* Given instruction *
Reproduce every entry exactly and leave its pictures out.

* Records to use *
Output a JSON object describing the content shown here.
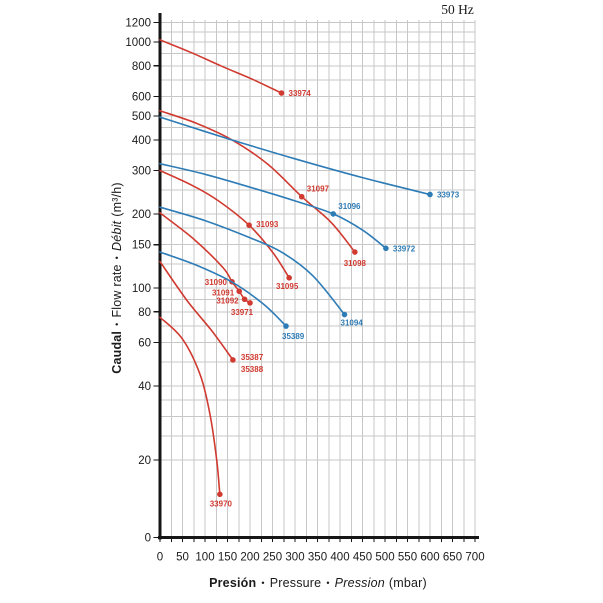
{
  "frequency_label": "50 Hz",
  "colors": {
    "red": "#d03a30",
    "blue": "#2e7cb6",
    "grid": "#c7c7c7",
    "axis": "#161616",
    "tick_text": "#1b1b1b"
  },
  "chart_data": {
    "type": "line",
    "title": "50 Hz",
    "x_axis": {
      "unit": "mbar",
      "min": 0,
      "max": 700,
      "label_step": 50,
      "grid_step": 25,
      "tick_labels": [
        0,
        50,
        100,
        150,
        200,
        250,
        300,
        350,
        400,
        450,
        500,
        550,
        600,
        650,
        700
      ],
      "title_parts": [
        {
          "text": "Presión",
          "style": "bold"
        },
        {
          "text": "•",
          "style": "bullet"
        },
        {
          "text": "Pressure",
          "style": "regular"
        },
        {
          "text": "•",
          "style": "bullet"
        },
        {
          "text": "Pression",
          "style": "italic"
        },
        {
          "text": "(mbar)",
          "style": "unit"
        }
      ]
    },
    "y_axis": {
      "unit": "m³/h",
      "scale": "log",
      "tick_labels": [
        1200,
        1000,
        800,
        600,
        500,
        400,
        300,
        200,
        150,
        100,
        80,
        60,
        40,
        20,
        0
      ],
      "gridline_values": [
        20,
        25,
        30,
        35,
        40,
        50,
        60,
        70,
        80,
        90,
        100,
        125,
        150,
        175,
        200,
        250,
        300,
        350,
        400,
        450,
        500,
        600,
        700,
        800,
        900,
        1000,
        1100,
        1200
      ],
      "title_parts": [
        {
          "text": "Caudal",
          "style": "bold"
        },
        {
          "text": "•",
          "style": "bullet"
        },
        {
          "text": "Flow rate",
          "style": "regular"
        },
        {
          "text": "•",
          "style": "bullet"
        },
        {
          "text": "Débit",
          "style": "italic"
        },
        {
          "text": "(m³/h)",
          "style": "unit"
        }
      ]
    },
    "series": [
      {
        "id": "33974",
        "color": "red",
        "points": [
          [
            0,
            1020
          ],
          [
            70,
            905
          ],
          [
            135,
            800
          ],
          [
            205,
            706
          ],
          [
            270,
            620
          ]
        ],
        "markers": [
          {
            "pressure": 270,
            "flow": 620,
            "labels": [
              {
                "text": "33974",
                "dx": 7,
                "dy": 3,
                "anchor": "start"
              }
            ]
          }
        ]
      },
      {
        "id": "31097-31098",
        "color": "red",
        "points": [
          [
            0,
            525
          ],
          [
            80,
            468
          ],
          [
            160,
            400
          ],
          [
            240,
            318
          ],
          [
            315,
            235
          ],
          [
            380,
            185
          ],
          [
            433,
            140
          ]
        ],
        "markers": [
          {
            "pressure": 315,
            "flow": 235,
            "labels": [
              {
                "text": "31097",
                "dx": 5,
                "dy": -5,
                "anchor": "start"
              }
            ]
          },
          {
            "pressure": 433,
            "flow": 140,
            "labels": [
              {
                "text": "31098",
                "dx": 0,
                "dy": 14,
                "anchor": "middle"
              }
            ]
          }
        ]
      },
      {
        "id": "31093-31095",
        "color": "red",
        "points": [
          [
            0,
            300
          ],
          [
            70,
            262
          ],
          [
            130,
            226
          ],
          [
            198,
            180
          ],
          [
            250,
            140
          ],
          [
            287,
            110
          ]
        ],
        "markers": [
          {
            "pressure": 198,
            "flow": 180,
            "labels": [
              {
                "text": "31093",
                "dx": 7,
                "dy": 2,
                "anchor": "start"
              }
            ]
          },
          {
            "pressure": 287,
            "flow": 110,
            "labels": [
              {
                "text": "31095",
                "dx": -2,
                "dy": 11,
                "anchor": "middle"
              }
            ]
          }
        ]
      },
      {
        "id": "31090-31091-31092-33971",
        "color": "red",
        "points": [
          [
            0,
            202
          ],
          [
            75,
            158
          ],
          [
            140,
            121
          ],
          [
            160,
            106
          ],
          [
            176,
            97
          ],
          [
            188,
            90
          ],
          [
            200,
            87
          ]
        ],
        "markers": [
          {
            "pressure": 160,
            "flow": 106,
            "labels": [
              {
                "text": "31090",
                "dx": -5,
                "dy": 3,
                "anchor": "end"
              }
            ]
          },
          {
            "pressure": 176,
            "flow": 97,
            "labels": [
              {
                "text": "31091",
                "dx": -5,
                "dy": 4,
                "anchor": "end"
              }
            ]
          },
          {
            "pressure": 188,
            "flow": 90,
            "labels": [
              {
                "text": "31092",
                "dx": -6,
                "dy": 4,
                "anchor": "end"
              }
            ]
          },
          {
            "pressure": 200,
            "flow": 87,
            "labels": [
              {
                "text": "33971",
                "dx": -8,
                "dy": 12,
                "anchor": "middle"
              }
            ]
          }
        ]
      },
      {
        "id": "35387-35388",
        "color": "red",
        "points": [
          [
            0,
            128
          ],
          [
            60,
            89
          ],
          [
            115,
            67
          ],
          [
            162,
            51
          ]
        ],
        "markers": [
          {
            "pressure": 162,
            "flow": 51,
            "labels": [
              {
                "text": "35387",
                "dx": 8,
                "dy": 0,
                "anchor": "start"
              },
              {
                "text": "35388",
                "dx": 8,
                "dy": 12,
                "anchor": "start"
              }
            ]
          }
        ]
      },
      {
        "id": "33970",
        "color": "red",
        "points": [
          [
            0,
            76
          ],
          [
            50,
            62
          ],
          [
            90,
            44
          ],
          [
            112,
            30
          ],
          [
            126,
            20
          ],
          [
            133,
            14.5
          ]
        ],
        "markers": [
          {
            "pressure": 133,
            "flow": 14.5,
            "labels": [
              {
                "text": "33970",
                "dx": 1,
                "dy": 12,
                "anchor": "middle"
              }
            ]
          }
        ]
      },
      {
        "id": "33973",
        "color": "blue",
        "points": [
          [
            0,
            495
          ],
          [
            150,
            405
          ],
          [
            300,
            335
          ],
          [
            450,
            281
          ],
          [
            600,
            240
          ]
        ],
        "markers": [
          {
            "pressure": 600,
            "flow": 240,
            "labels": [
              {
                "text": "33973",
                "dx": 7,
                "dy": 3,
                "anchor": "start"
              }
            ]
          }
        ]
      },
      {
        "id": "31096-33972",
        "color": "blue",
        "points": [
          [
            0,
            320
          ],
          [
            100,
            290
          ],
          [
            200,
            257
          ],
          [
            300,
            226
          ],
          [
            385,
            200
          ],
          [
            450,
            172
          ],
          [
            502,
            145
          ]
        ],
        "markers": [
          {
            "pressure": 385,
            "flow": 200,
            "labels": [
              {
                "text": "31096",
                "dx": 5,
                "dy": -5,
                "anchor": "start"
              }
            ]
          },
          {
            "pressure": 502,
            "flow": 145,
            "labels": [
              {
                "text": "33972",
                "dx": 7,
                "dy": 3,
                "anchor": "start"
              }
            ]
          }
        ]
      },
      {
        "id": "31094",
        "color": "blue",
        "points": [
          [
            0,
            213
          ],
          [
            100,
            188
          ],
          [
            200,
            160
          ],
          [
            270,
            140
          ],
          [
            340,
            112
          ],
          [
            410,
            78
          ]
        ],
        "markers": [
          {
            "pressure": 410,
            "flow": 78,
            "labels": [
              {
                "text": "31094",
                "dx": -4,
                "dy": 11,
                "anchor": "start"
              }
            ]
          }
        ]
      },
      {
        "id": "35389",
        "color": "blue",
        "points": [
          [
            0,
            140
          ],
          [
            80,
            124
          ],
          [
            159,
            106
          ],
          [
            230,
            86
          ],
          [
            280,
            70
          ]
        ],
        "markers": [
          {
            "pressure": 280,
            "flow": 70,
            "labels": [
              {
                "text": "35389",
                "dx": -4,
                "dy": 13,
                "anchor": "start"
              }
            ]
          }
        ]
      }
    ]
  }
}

* Solution *
Output a JSON object describing the content shown here.
{
  "frequency_label": "50 Hz",
  "colors": {
    "red": "#d03a30",
    "blue": "#2e7cb6",
    "grid": "#c7c7c7",
    "axis": "#161616",
    "tick_text": "#1b1b1b"
  },
  "chart_data": {
    "type": "line",
    "title": "50 Hz",
    "x_axis": {
      "unit": "mbar",
      "min": 0,
      "max": 700,
      "label_step": 50,
      "grid_step": 25,
      "tick_labels": [
        0,
        50,
        100,
        150,
        200,
        250,
        300,
        350,
        400,
        450,
        500,
        550,
        600,
        650,
        700
      ],
      "title_parts": [
        {
          "text": "Presión",
          "style": "bold"
        },
        {
          "text": "•",
          "style": "bullet"
        },
        {
          "text": "Pressure",
          "style": "regular"
        },
        {
          "text": "•",
          "style": "bullet"
        },
        {
          "text": "Pression",
          "style": "italic"
        },
        {
          "text": "(mbar)",
          "style": "unit"
        }
      ]
    },
    "y_axis": {
      "unit": "m³/h",
      "scale": "log",
      "tick_labels": [
        1200,
        1000,
        800,
        600,
        500,
        400,
        300,
        200,
        150,
        100,
        80,
        60,
        40,
        20,
        0
      ],
      "gridline_values": [
        20,
        25,
        30,
        35,
        40,
        50,
        60,
        70,
        80,
        90,
        100,
        125,
        150,
        175,
        200,
        250,
        300,
        350,
        400,
        450,
        500,
        600,
        700,
        800,
        900,
        1000,
        1100,
        1200
      ],
      "title_parts": [
        {
          "text": "Caudal",
          "style": "bold"
        },
        {
          "text": "•",
          "style": "bullet"
        },
        {
          "text": "Flow rate",
          "style": "regular"
        },
        {
          "text": "•",
          "style": "bullet"
        },
        {
          "text": "Débit",
          "style": "italic"
        },
        {
          "text": "(m³/h)",
          "style": "unit"
        }
      ]
    },
    "series": [
      {
        "id": "33974",
        "color": "red",
        "points": [
          [
            0,
            1020
          ],
          [
            70,
            905
          ],
          [
            135,
            800
          ],
          [
            205,
            706
          ],
          [
            270,
            620
          ]
        ],
        "markers": [
          {
            "pressure": 270,
            "flow": 620,
            "labels": [
              {
                "text": "33974",
                "dx": 7,
                "dy": 3,
                "anchor": "start"
              }
            ]
          }
        ]
      },
      {
        "id": "31097-31098",
        "color": "red",
        "points": [
          [
            0,
            525
          ],
          [
            80,
            468
          ],
          [
            160,
            400
          ],
          [
            240,
            318
          ],
          [
            315,
            235
          ],
          [
            380,
            185
          ],
          [
            433,
            140
          ]
        ],
        "markers": [
          {
            "pressure": 315,
            "flow": 235,
            "labels": [
              {
                "text": "31097",
                "dx": 5,
                "dy": -5,
                "anchor": "start"
              }
            ]
          },
          {
            "pressure": 433,
            "flow": 140,
            "labels": [
              {
                "text": "31098",
                "dx": 0,
                "dy": 14,
                "anchor": "middle"
              }
            ]
          }
        ]
      },
      {
        "id": "31093-31095",
        "color": "red",
        "points": [
          [
            0,
            300
          ],
          [
            70,
            262
          ],
          [
            130,
            226
          ],
          [
            198,
            180
          ],
          [
            250,
            140
          ],
          [
            287,
            110
          ]
        ],
        "markers": [
          {
            "pressure": 198,
            "flow": 180,
            "labels": [
              {
                "text": "31093",
                "dx": 7,
                "dy": 2,
                "anchor": "start"
              }
            ]
          },
          {
            "pressure": 287,
            "flow": 110,
            "labels": [
              {
                "text": "31095",
                "dx": -2,
                "dy": 11,
                "anchor": "middle"
              }
            ]
          }
        ]
      },
      {
        "id": "31090-31091-31092-33971",
        "color": "red",
        "points": [
          [
            0,
            202
          ],
          [
            75,
            158
          ],
          [
            140,
            121
          ],
          [
            160,
            106
          ],
          [
            176,
            97
          ],
          [
            188,
            90
          ],
          [
            200,
            87
          ]
        ],
        "markers": [
          {
            "pressure": 160,
            "flow": 106,
            "labels": [
              {
                "text": "31090",
                "dx": -5,
                "dy": 3,
                "anchor": "end"
              }
            ]
          },
          {
            "pressure": 176,
            "flow": 97,
            "labels": [
              {
                "text": "31091",
                "dx": -5,
                "dy": 4,
                "anchor": "end"
              }
            ]
          },
          {
            "pressure": 188,
            "flow": 90,
            "labels": [
              {
                "text": "31092",
                "dx": -6,
                "dy": 4,
                "anchor": "end"
              }
            ]
          },
          {
            "pressure": 200,
            "flow": 87,
            "labels": [
              {
                "text": "33971",
                "dx": -8,
                "dy": 12,
                "anchor": "middle"
              }
            ]
          }
        ]
      },
      {
        "id": "35387-35388",
        "color": "red",
        "points": [
          [
            0,
            128
          ],
          [
            60,
            89
          ],
          [
            115,
            67
          ],
          [
            162,
            51
          ]
        ],
        "markers": [
          {
            "pressure": 162,
            "flow": 51,
            "labels": [
              {
                "text": "35387",
                "dx": 8,
                "dy": 0,
                "anchor": "start"
              },
              {
                "text": "35388",
                "dx": 8,
                "dy": 12,
                "anchor": "start"
              }
            ]
          }
        ]
      },
      {
        "id": "33970",
        "color": "red",
        "points": [
          [
            0,
            76
          ],
          [
            50,
            62
          ],
          [
            90,
            44
          ],
          [
            112,
            30
          ],
          [
            126,
            20
          ],
          [
            133,
            14.5
          ]
        ],
        "markers": [
          {
            "pressure": 133,
            "flow": 14.5,
            "labels": [
              {
                "text": "33970",
                "dx": 1,
                "dy": 12,
                "anchor": "middle"
              }
            ]
          }
        ]
      },
      {
        "id": "33973",
        "color": "blue",
        "points": [
          [
            0,
            495
          ],
          [
            150,
            405
          ],
          [
            300,
            335
          ],
          [
            450,
            281
          ],
          [
            600,
            240
          ]
        ],
        "markers": [
          {
            "pressure": 600,
            "flow": 240,
            "labels": [
              {
                "text": "33973",
                "dx": 7,
                "dy": 3,
                "anchor": "start"
              }
            ]
          }
        ]
      },
      {
        "id": "31096-33972",
        "color": "blue",
        "points": [
          [
            0,
            320
          ],
          [
            100,
            290
          ],
          [
            200,
            257
          ],
          [
            300,
            226
          ],
          [
            385,
            200
          ],
          [
            450,
            172
          ],
          [
            502,
            145
          ]
        ],
        "markers": [
          {
            "pressure": 385,
            "flow": 200,
            "labels": [
              {
                "text": "31096",
                "dx": 5,
                "dy": -5,
                "anchor": "start"
              }
            ]
          },
          {
            "pressure": 502,
            "flow": 145,
            "labels": [
              {
                "text": "33972",
                "dx": 7,
                "dy": 3,
                "anchor": "start"
              }
            ]
          }
        ]
      },
      {
        "id": "31094",
        "color": "blue",
        "points": [
          [
            0,
            213
          ],
          [
            100,
            188
          ],
          [
            200,
            160
          ],
          [
            270,
            140
          ],
          [
            340,
            112
          ],
          [
            410,
            78
          ]
        ],
        "markers": [
          {
            "pressure": 410,
            "flow": 78,
            "labels": [
              {
                "text": "31094",
                "dx": -4,
                "dy": 11,
                "anchor": "start"
              }
            ]
          }
        ]
      },
      {
        "id": "35389",
        "color": "blue",
        "points": [
          [
            0,
            140
          ],
          [
            80,
            124
          ],
          [
            159,
            106
          ],
          [
            230,
            86
          ],
          [
            280,
            70
          ]
        ],
        "markers": [
          {
            "pressure": 280,
            "flow": 70,
            "labels": [
              {
                "text": "35389",
                "dx": -4,
                "dy": 13,
                "anchor": "start"
              }
            ]
          }
        ]
      }
    ]
  }
}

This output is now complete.